WHAT YOU SHOULD DO ->
Go through the records and copy each line where the word "with" occurs.

Records:

## Start

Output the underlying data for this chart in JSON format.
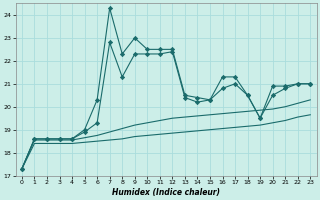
{
  "title": "",
  "xlabel": "Humidex (Indice chaleur)",
  "bg_color": "#cceee8",
  "grid_color": "#aadddd",
  "line_color": "#1a6b6b",
  "xlim": [
    -0.5,
    23.5
  ],
  "ylim": [
    17,
    24.5
  ],
  "yticks": [
    17,
    18,
    19,
    20,
    21,
    22,
    23,
    24
  ],
  "xticks": [
    0,
    1,
    2,
    3,
    4,
    5,
    6,
    7,
    8,
    9,
    10,
    11,
    12,
    13,
    14,
    15,
    16,
    17,
    18,
    19,
    20,
    21,
    22,
    23
  ],
  "series": {
    "main": [
      17.3,
      18.6,
      18.6,
      18.6,
      18.6,
      19.0,
      20.3,
      24.3,
      22.3,
      23.0,
      22.5,
      22.5,
      22.5,
      20.5,
      20.4,
      20.3,
      21.3,
      21.3,
      20.5,
      19.5,
      20.9,
      20.9,
      21.0,
      21.0
    ],
    "line2": [
      17.3,
      18.6,
      18.6,
      18.6,
      18.6,
      18.9,
      19.3,
      22.8,
      21.3,
      22.3,
      22.3,
      22.3,
      22.4,
      20.4,
      20.2,
      20.3,
      20.8,
      21.0,
      20.5,
      19.5,
      20.5,
      20.8,
      21.0,
      21.0
    ],
    "lower1": [
      17.3,
      18.55,
      18.55,
      18.55,
      18.55,
      18.65,
      18.75,
      18.9,
      19.05,
      19.2,
      19.3,
      19.4,
      19.5,
      19.55,
      19.6,
      19.65,
      19.7,
      19.75,
      19.8,
      19.85,
      19.9,
      20.0,
      20.15,
      20.3
    ],
    "lower2": [
      17.3,
      18.4,
      18.4,
      18.4,
      18.4,
      18.45,
      18.5,
      18.55,
      18.6,
      18.7,
      18.75,
      18.8,
      18.85,
      18.9,
      18.95,
      19.0,
      19.05,
      19.1,
      19.15,
      19.2,
      19.3,
      19.4,
      19.55,
      19.65
    ]
  }
}
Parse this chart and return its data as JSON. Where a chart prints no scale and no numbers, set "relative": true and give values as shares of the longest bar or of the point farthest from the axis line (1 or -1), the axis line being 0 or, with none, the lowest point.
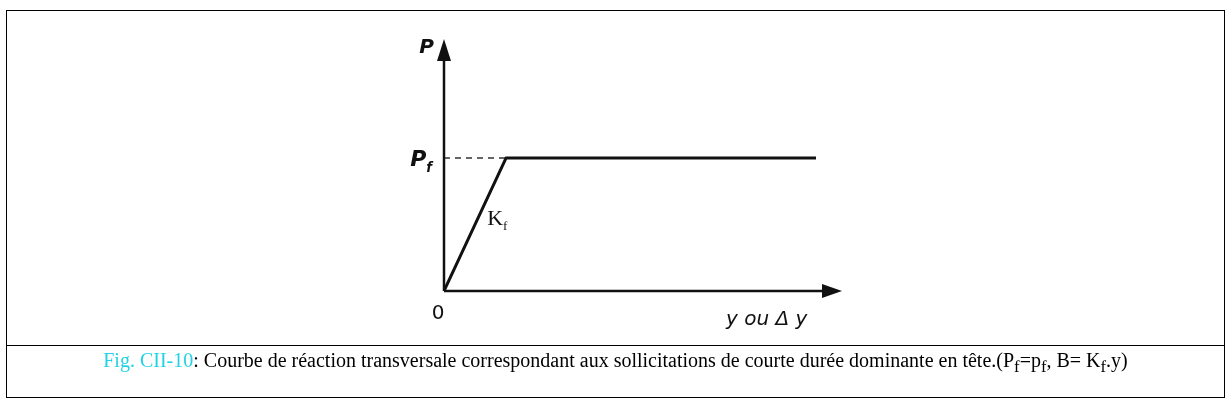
{
  "chart_data": {
    "type": "line",
    "relative": true,
    "title": "Fig. CII-10",
    "subtitle": ": Courbe de réaction transversale correspondant aux sollicitations de courte durée dominante en tête.(P$_{f}$=p$_{f}$, B= K$_{f}$.y)",
    "xlabel": "y ou Δ y",
    "categories": [
      null,
      null,
      null,
      null,
      null,
      null,
      null
    ],
    "series": [
      {
        "color": "#111111",
        "values": [
          0,
          1,
          1,
          1,
          1,
          1,
          1
        ]
      }
    ],
    "ref_lines": [
      {
        "axis": "y",
        "value": 1,
        "label": "P$_{f}$",
        "line_style": "dashed",
        "color": "#333333"
      }
    ],
    "annotations": [
      "K$_{f}$",
      "0",
      "P"
    ],
    "marker": "none",
    "line_style": "solid"
  }
}
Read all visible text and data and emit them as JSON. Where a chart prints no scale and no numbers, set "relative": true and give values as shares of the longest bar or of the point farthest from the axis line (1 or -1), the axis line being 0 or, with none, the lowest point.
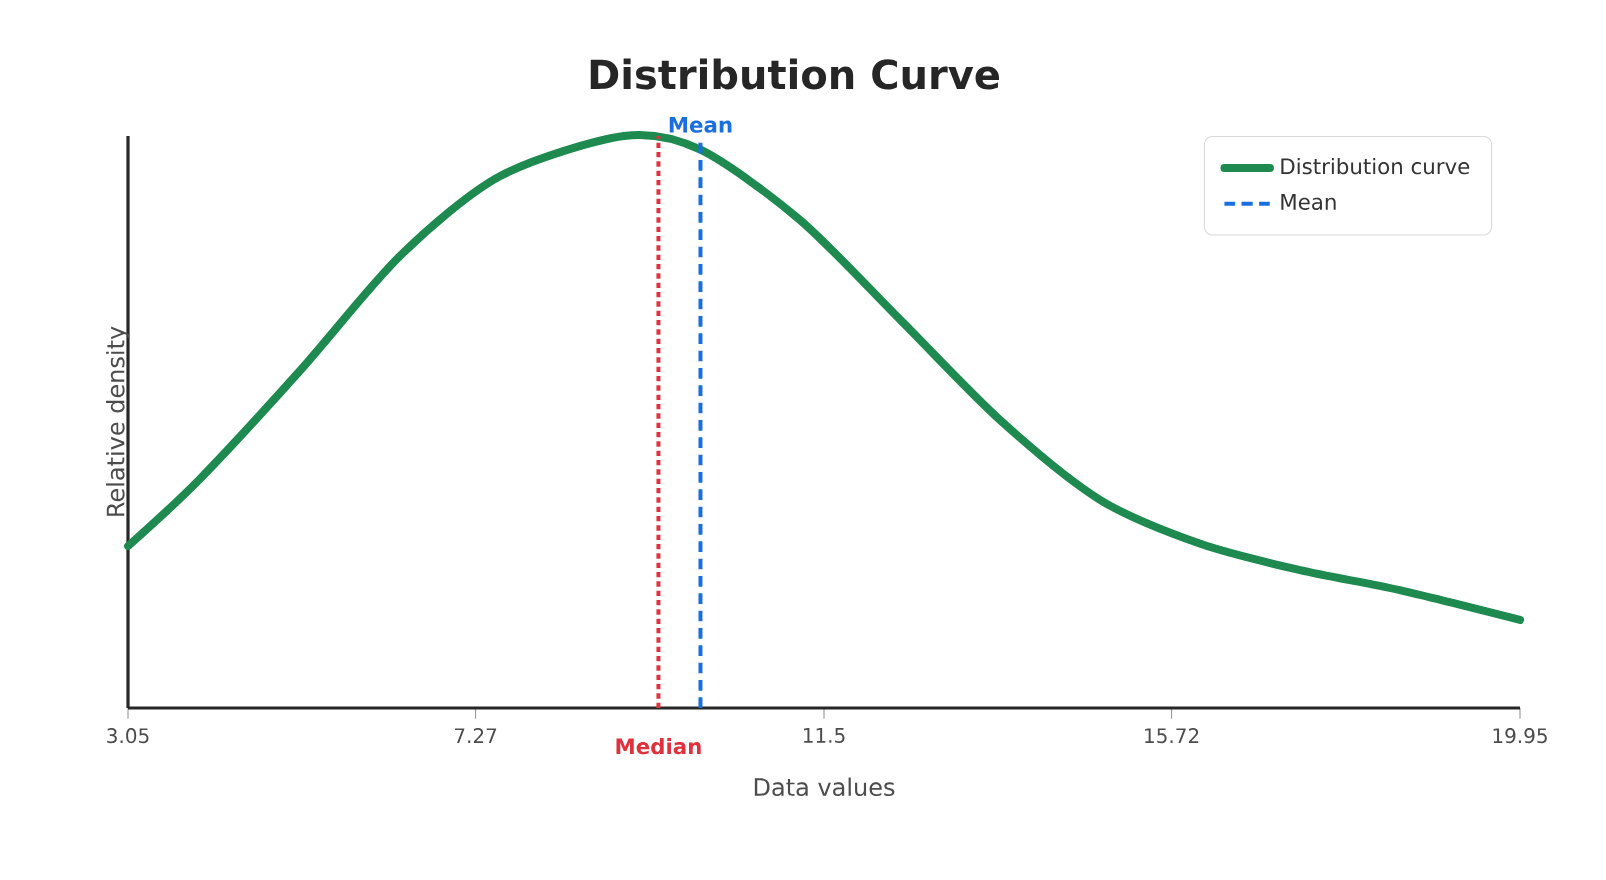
{
  "chart_data": {
    "type": "line",
    "title": "Distribution Curve",
    "xlabel": "Data values",
    "ylabel": "Relative density",
    "relative": true,
    "xlim": [
      3.05,
      19.95
    ],
    "xticks": [
      3.05,
      7.27,
      11.5,
      15.72,
      19.95
    ],
    "series": [
      {
        "name": "Distribution curve",
        "color": "#1e8a50",
        "x": [
          3.05,
          3.92,
          5.14,
          6.35,
          7.57,
          9.07,
          10.0,
          11.21,
          12.43,
          13.64,
          14.85,
          16.07,
          17.28,
          18.49,
          19.95
        ],
        "values": [
          0.283,
          0.4,
          0.59,
          0.79,
          0.93,
          1.0,
          0.976,
          0.853,
          0.678,
          0.503,
          0.364,
          0.287,
          0.241,
          0.206,
          0.154
        ]
      }
    ],
    "ref_lines": [
      {
        "axis": "x",
        "value": 10.0,
        "label": "Mean",
        "color": "#1a6fe0",
        "line_style": "dashed"
      },
      {
        "axis": "x",
        "value": 9.49,
        "label": "Median",
        "color": "#e0323c",
        "line_style": "dotted"
      }
    ],
    "legend": "top right",
    "grid": false,
    "marker": "none",
    "line_style": "solid"
  }
}
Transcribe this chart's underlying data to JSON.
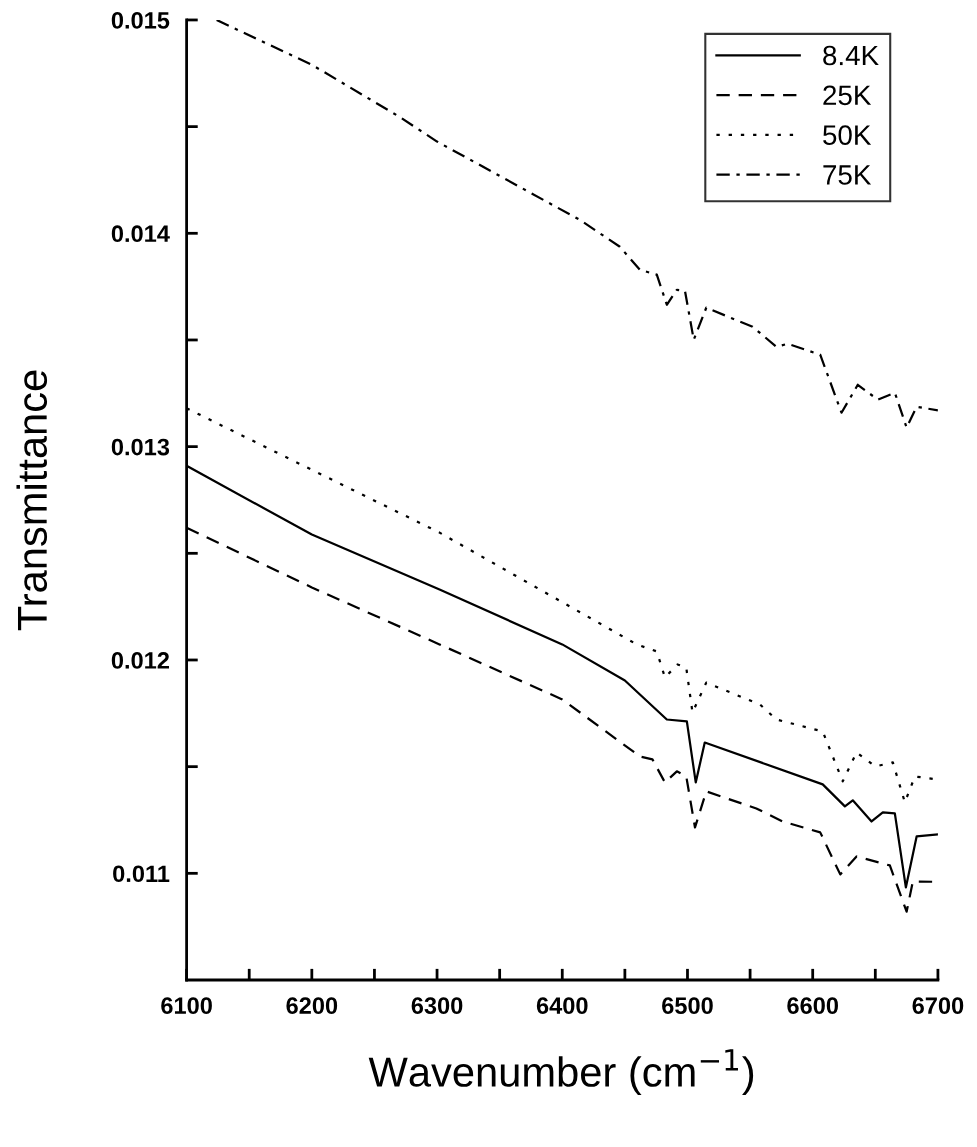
{
  "chart_data": {
    "type": "line",
    "xlabel": "Wavenumber (cm$^{−1}$)",
    "ylabel": "Transmittance",
    "xlim": [
      6100,
      6700
    ],
    "ylim": [
      0.0105,
      0.015
    ],
    "xticks": [
      6100,
      {
        "value": 6150,
        "label": null
      },
      6200,
      {
        "value": 6250,
        "label": null
      },
      6300,
      {
        "value": 6350,
        "label": null
      },
      6400,
      {
        "value": 6450,
        "label": null
      },
      6500,
      {
        "value": 6550,
        "label": null
      },
      6600,
      {
        "value": 6650,
        "label": null
      },
      6700
    ],
    "yticks": [
      0.011,
      {
        "value": 0.0115,
        "label": null
      },
      0.012,
      {
        "value": 0.0125,
        "label": null
      },
      0.013,
      {
        "value": 0.0135,
        "label": null
      },
      0.014,
      {
        "value": 0.0145,
        "label": null
      },
      0.015
    ],
    "legend": "top right",
    "grid": false,
    "marker": "none",
    "series": [
      {
        "name": "8.4K",
        "color": "#000000",
        "line_style": "solid",
        "x": [
          6100,
          6200,
          6302,
          6400,
          6450,
          6483.5,
          6499.5,
          6506.6,
          6513.8,
          6608,
          6625.7,
          6632,
          6647,
          6656,
          6665.6,
          6674.4,
          6683,
          6700
        ],
        "values": [
          0.01291,
          0.012588,
          0.01233,
          0.012073,
          0.011904,
          0.011721,
          0.011712,
          0.011426,
          0.011613,
          0.011417,
          0.011314,
          0.011342,
          0.011243,
          0.011286,
          0.011281,
          0.010934,
          0.011173,
          0.011183
        ]
      },
      {
        "name": "25K",
        "color": "#000000",
        "line_style": "dashed",
        "x": [
          6100,
          6200,
          6302,
          6400,
          6462,
          6472,
          6482,
          6491.5,
          6499,
          6506,
          6515,
          6555,
          6576,
          6606,
          6622,
          6635,
          6661.6,
          6675,
          6680,
          6700
        ],
        "values": [
          0.01262,
          0.01234,
          0.012073,
          0.011815,
          0.011548,
          0.011534,
          0.011426,
          0.011478,
          0.011455,
          0.011215,
          0.011384,
          0.011304,
          0.011243,
          0.011192,
          0.010995,
          0.011079,
          0.011037,
          0.01082,
          0.010962,
          0.01096
        ]
      },
      {
        "name": "50K",
        "color": "#000000",
        "line_style": "dotted",
        "x": [
          6100,
          6302,
          6459.5,
          6475.5,
          6482,
          6492,
          6499,
          6504,
          6515,
          6558,
          6571,
          6608,
          6624,
          6635,
          6650,
          6664,
          6673.6,
          6681.6,
          6700
        ],
        "values": [
          0.01318,
          0.012597,
          0.012073,
          0.01204,
          0.011918,
          0.011979,
          0.011965,
          0.011754,
          0.011894,
          0.011791,
          0.011721,
          0.011665,
          0.011431,
          0.011567,
          0.011501,
          0.01152,
          0.011333,
          0.011454,
          0.01144
        ]
      },
      {
        "name": "75K",
        "color": "#000000",
        "line_style": "dashdot",
        "x": [
          6124,
          6200,
          6270,
          6300,
          6414,
          6446,
          6462,
          6475.5,
          6483.5,
          6491.5,
          6498,
          6505,
          6515,
          6552,
          6571,
          6580,
          6606,
          6623,
          6636,
          6652,
          6665.6,
          6675,
          6683,
          6700
        ],
        "values": [
          0.015,
          0.01479,
          0.014546,
          0.01443,
          0.014063,
          0.013937,
          0.013829,
          0.013806,
          0.013665,
          0.013735,
          0.01373,
          0.013501,
          0.013651,
          0.013562,
          0.013468,
          0.013482,
          0.013431,
          0.013159,
          0.01329,
          0.01322,
          0.013253,
          0.013089,
          0.013187,
          0.01317
        ]
      }
    ]
  }
}
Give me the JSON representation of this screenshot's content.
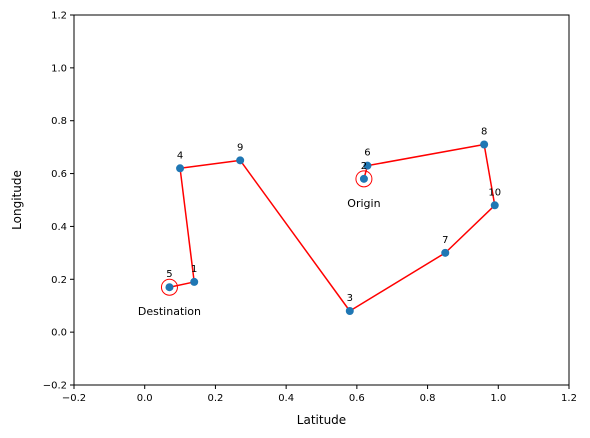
{
  "chart_data": {
    "type": "scatter",
    "xlabel": "Latitude",
    "ylabel": "Longitude",
    "xlim": [
      -0.2,
      1.2
    ],
    "ylim": [
      -0.2,
      1.2
    ],
    "xticks": [
      "−0.2",
      "0.0",
      "0.2",
      "0.4",
      "0.6",
      "0.8",
      "1.0",
      "1.2"
    ],
    "yticks": [
      "−0.2",
      "0.0",
      "0.2",
      "0.4",
      "0.6",
      "0.8",
      "1.0",
      "1.2"
    ],
    "grid": false,
    "points": [
      {
        "label": "1",
        "x": 0.14,
        "y": 0.19
      },
      {
        "label": "2",
        "x": 0.62,
        "y": 0.58
      },
      {
        "label": "3",
        "x": 0.58,
        "y": 0.08
      },
      {
        "label": "4",
        "x": 0.1,
        "y": 0.62
      },
      {
        "label": "5",
        "x": 0.07,
        "y": 0.17
      },
      {
        "label": "6",
        "x": 0.63,
        "y": 0.63
      },
      {
        "label": "7",
        "x": 0.85,
        "y": 0.3
      },
      {
        "label": "8",
        "x": 0.96,
        "y": 0.71
      },
      {
        "label": "9",
        "x": 0.27,
        "y": 0.65
      },
      {
        "label": "10",
        "x": 0.99,
        "y": 0.48
      }
    ],
    "route": [
      "2",
      "6",
      "8",
      "10",
      "7",
      "3",
      "9",
      "4",
      "1",
      "5"
    ],
    "origin": {
      "point": "2",
      "text": "Origin"
    },
    "destination": {
      "point": "5",
      "text": "Destination"
    },
    "point_color": "#1f77b4",
    "route_color": "#ff0000"
  }
}
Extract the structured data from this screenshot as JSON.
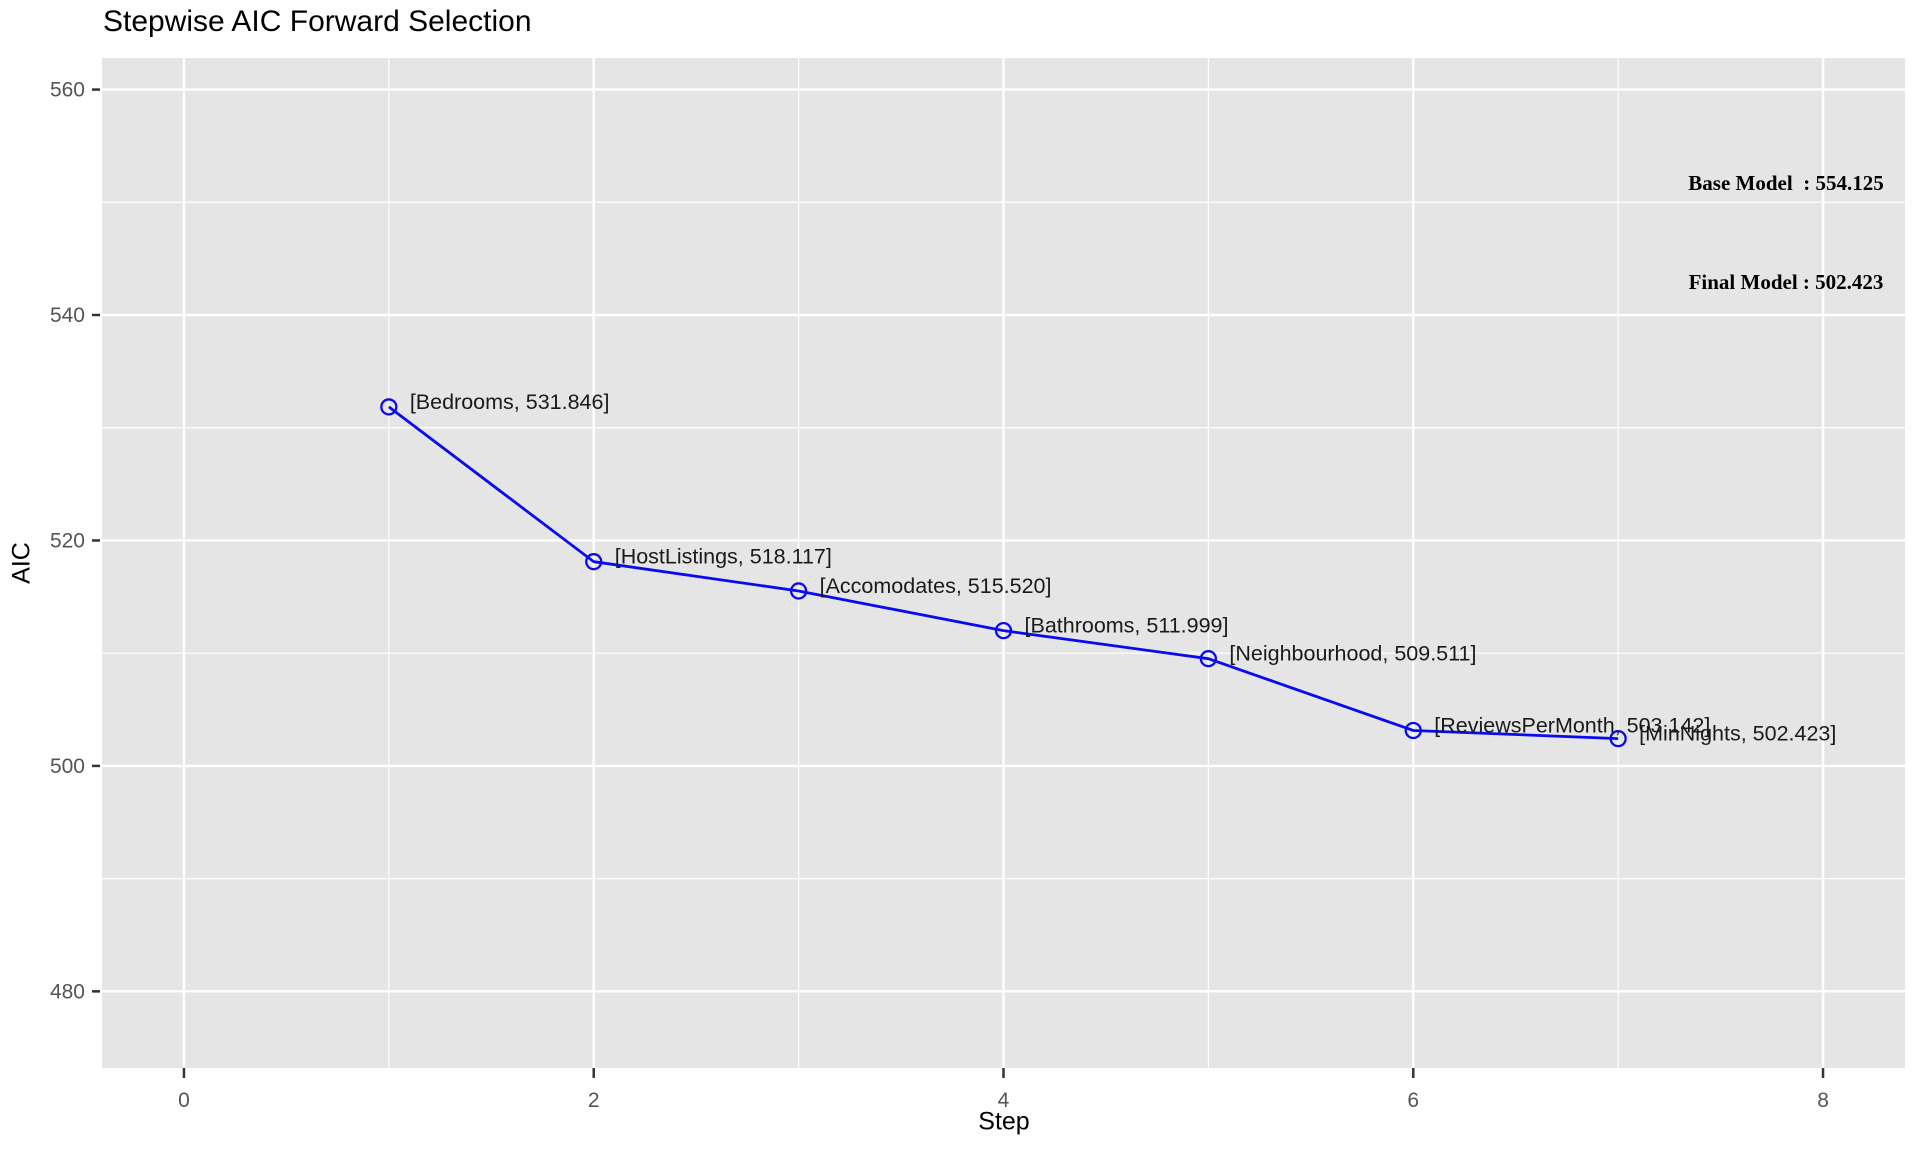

## End

REPLY ->
Parse this chart and return its data as JSON. Where a chart prints no scale and no numbers, set "relative": true and give values as shares of the longest bar or of the point farthest from the axis line (1 or -1), the axis line being 0 or, with none, the lowest point.
Read all visible text and data and emit them as JSON. Where a chart prints no scale and no numbers, set "relative": true and give values as shares of the longest bar or of the point farthest from the axis line (1 or -1), the axis line being 0 or, with none, the lowest point.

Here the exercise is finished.